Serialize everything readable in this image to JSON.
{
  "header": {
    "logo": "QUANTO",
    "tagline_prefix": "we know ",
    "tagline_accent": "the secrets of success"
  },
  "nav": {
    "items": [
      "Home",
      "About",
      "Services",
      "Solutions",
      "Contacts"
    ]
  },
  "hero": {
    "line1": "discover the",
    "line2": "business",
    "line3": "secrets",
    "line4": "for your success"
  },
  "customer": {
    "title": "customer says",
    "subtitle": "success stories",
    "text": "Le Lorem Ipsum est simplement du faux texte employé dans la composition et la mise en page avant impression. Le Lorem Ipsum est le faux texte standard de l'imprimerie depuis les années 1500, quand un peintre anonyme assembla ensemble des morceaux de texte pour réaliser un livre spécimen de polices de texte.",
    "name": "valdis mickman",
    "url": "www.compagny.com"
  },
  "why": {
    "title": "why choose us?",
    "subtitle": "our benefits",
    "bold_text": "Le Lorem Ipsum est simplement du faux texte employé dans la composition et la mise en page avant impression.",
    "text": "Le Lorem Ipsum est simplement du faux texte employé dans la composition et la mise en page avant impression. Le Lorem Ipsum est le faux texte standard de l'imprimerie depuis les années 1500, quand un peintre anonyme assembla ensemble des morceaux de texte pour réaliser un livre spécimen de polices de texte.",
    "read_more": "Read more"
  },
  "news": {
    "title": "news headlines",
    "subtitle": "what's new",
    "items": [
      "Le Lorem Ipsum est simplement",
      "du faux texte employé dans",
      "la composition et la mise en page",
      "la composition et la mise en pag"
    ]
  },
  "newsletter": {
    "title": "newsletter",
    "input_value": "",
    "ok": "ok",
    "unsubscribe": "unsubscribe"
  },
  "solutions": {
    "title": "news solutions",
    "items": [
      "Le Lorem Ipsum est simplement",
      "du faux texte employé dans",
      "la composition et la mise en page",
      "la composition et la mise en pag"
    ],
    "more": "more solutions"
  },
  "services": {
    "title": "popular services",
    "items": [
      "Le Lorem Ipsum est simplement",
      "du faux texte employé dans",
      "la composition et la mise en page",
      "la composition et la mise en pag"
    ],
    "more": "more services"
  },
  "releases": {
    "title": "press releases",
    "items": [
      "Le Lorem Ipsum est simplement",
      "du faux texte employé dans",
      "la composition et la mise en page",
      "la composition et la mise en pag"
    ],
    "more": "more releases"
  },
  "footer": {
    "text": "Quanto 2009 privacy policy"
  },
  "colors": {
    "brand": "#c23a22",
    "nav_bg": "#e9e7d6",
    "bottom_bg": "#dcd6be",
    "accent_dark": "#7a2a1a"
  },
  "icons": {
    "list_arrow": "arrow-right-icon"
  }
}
^^^^^^^^
> _Task_
Write out each line of the data above again, exactly as given.

> _Solution to the exercise_
Serialize everything readable in this image to JSON.
{
  "header": {
    "logo": "QUANTO",
    "tagline_prefix": "we know ",
    "tagline_accent": "the secrets of success"
  },
  "nav": {
    "items": [
      "Home",
      "About",
      "Services",
      "Solutions",
      "Contacts"
    ]
  },
  "hero": {
    "line1": "discover the",
    "line2": "business",
    "line3": "secrets",
    "line4": "for your success"
  },
  "customer": {
    "title": "customer says",
    "subtitle": "success stories",
    "text": "Le Lorem Ipsum est simplement du faux texte employé dans la composition et la mise en page avant impression. Le Lorem Ipsum est le faux texte standard de l'imprimerie depuis les années 1500, quand un peintre anonyme assembla ensemble des morceaux de texte pour réaliser un livre spécimen de polices de texte.",
    "name": "valdis mickman",
    "url": "www.compagny.com"
  },
  "why": {
    "title": "why choose us?",
    "subtitle": "our benefits",
    "bold_text": "Le Lorem Ipsum est simplement du faux texte employé dans la composition et la mise en page avant impression.",
    "text": "Le Lorem Ipsum est simplement du faux texte employé dans la composition et la mise en page avant impression. Le Lorem Ipsum est le faux texte standard de l'imprimerie depuis les années 1500, quand un peintre anonyme assembla ensemble des morceaux de texte pour réaliser un livre spécimen de polices de texte.",
    "read_more": "Read more"
  },
  "news": {
    "title": "news headlines",
    "subtitle": "what's new",
    "items": [
      "Le Lorem Ipsum est simplement",
      "du faux texte employé dans",
      "la composition et la mise en page",
      "la composition et la mise en pag"
    ]
  },
  "newsletter": {
    "title": "newsletter",
    "input_value": "",
    "ok": "ok",
    "unsubscribe": "unsubscribe"
  },
  "solutions": {
    "title": "news solutions",
    "items": [
      "Le Lorem Ipsum est simplement",
      "du faux texte employé dans",
      "la composition et la mise en page",
      "la composition et la mise en pag"
    ],
    "more": "more solutions"
  },
  "services": {
    "title": "popular services",
    "items": [
      "Le Lorem Ipsum est simplement",
      "du faux texte employé dans",
      "la composition et la mise en page",
      "la composition et la mise en pag"
    ],
    "more": "more services"
  },
  "releases": {
    "title": "press releases",
    "items": [
      "Le Lorem Ipsum est simplement",
      "du faux texte employé dans",
      "la composition et la mise en page",
      "la composition et la mise en pag"
    ],
    "more": "more releases"
  },
  "footer": {
    "text": "Quanto 2009 privacy policy"
  },
  "colors": {
    "brand": "#c23a22",
    "nav_bg": "#e9e7d6",
    "bottom_bg": "#dcd6be",
    "accent_dark": "#7a2a1a"
  },
  "icons": {
    "list_arrow": "arrow-right-icon"
  }
}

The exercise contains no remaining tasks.